───── Document extract

The above cases are prime examples of digital markets flourishing when the CCI has examined allegedly abusive conduct ex-post and allowed businesses to highlight the efficiencies arising from their impugned conduct, and decided that intervention was not necessary. An ex-ante framework may not afford this protection to businesses, to defend themselves, provide objective justifications, and highlight efficiencies arising out of their conduct and, therefore, has a greater possibility of chilling innovation, competition, and consumer choice. In the absence of such protection, digital players in India may suffer and remain chary of innovating and producing consumer benefitting products in fear of violating the law.
The recommendation to identify SIDIs based on restricted criteria such as revenues, market capitalisation and number of users is a step back to the times of the Monopolies and Restrictive Trade Practices Act, 1969 (MRTP Act) (the legislation which was eventually replaced by the Competition Act), which sought to provide control over monopolies.
The MRTP Act was criticised for a variety of reasons, but mainly for its assessment of dominance, which restricted expansion, diversification and competitiveness of businesses. Under the MRTP Act, dominance, if established, was considered bad per se, regardless of whether or not a party had abused it.
The MRTP Act envisaged a strict mathematical criterion to determine dominance; essentially, an enterprise with 25% or more market share (or control over it) would be considered dominant. However, this was a faulty approach because, at the same time, if an enterprise would have, say, a 24% market share (or control over it), it would not be considered dominant. This was unfair, and a huge price to pay for the extra one per cent.
In a bid to modernise the competition regulation of the country, the Government of India constituted the Raghavan Committee to advise on a new competition law for the country in line with international developments. It is noteworthy that, while comparing the MRTP Act and the (then) Competition Bill, 2001, the Raghavan Committee acknowledged that the MRTP Act frowned upon dominance, whereas the new legislation would frown upon the abuse of dominance.
However, the Standing Committee’s recommendation intends to take a step that will set Indian competition backwards. Similar to the MRTP Act, the Report states that the proposed DCA will identify ‘market winners’ that can negatively influence competitive conduct in the digital ecosystem based on mathematical criteria such as revenues, market capitalisation, and number of active business and end users.
The overarching ex-ante obligations sought to be imposed on such ‘big’ digital players under the proposed DCA contradicts modern competition jurisprudence, which functions on the principle that mere size is not an offence under competition law. Such obligations may fail to capture the diverse ways in which digital platforms compete and innovate, and eventually harm consumers and chill innovation.

──────────

• **To do**
Please reproduce the passage on India's proposed digital competition rules word for word, from "The above cases" to "violating the law.", with both ends included.

───── Listed entries

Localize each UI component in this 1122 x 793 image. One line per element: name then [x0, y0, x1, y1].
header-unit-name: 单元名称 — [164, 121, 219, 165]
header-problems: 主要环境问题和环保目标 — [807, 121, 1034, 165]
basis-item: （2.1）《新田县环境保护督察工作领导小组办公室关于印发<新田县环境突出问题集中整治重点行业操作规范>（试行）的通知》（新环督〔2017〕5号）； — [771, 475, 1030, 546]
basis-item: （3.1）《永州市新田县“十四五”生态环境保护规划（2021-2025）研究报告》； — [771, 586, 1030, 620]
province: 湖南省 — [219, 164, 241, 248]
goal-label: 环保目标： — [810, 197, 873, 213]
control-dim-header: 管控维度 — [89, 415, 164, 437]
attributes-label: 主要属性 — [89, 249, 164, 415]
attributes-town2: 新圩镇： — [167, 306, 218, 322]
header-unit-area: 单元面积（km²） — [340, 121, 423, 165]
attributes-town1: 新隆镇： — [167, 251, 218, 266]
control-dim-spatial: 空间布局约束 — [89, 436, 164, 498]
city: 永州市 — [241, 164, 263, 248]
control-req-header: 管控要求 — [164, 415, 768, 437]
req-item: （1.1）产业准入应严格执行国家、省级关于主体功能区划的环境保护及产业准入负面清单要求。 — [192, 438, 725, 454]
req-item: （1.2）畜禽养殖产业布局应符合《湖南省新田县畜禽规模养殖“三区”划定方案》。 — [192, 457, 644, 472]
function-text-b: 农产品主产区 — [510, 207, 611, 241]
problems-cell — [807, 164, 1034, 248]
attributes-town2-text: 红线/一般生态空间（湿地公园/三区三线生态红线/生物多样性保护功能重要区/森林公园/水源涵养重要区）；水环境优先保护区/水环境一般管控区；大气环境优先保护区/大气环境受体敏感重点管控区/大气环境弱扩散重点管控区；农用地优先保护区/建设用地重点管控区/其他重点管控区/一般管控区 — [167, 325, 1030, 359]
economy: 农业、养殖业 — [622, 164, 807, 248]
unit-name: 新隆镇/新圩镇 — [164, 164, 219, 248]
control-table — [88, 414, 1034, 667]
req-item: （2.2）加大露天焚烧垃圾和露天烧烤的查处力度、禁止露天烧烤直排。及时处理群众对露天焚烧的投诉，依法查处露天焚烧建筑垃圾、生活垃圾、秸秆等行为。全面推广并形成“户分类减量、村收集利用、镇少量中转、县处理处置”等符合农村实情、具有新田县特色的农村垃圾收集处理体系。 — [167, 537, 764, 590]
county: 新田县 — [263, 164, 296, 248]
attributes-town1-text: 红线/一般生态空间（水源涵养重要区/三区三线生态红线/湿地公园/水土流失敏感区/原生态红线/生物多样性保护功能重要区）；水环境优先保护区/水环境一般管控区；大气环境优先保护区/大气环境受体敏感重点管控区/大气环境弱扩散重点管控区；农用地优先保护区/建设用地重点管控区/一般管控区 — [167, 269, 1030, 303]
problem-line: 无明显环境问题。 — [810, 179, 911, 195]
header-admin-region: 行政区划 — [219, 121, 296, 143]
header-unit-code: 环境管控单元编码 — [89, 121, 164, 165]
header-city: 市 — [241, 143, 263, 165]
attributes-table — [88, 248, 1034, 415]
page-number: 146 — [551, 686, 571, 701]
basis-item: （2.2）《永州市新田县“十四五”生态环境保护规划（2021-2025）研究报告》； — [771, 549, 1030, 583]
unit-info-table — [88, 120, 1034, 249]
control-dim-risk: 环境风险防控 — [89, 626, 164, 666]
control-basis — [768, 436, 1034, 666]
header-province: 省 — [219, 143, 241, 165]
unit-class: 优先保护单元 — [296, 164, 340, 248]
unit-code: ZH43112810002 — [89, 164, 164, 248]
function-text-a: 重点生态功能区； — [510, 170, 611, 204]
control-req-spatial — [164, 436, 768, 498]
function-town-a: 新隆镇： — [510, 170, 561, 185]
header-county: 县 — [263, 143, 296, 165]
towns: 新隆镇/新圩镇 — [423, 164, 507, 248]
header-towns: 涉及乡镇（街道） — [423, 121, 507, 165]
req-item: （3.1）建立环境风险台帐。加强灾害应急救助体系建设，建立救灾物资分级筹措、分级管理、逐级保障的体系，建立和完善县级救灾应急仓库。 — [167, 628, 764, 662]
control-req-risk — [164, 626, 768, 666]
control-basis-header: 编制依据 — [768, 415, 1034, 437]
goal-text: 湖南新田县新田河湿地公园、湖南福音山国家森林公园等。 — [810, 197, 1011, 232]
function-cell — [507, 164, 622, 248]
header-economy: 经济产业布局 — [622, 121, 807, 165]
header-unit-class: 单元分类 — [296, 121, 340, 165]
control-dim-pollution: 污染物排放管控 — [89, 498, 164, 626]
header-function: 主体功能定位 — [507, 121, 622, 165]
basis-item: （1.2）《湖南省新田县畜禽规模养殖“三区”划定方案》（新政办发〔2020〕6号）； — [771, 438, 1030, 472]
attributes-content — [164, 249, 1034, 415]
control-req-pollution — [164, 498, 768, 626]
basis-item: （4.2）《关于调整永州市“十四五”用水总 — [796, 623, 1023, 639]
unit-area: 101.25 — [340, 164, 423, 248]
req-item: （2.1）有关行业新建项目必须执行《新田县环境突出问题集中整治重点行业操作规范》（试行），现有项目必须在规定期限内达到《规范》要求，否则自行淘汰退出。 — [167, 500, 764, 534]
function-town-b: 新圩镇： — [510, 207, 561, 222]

──────────

• **Answer to this exercise**
The above cases are prime examples of digital markets flourishing when the CCI has examined allegedly abusive conduct ex-post and allowed businesses to highlight the efficiencies arising from their impugned conduct, and decided that intervention was not necessary. An ex-ante framework may not afford this protection to businesses, to defend themselves, provide objective justifications, and highlight efficiencies arising out of their conduct and, therefore, has a greater possibility of chilling innovation, competition, and consumer choice. In the absence of such protection, digital players in India may suffer and remain chary of innovating and producing consumer benefitting products in fear of violating the law.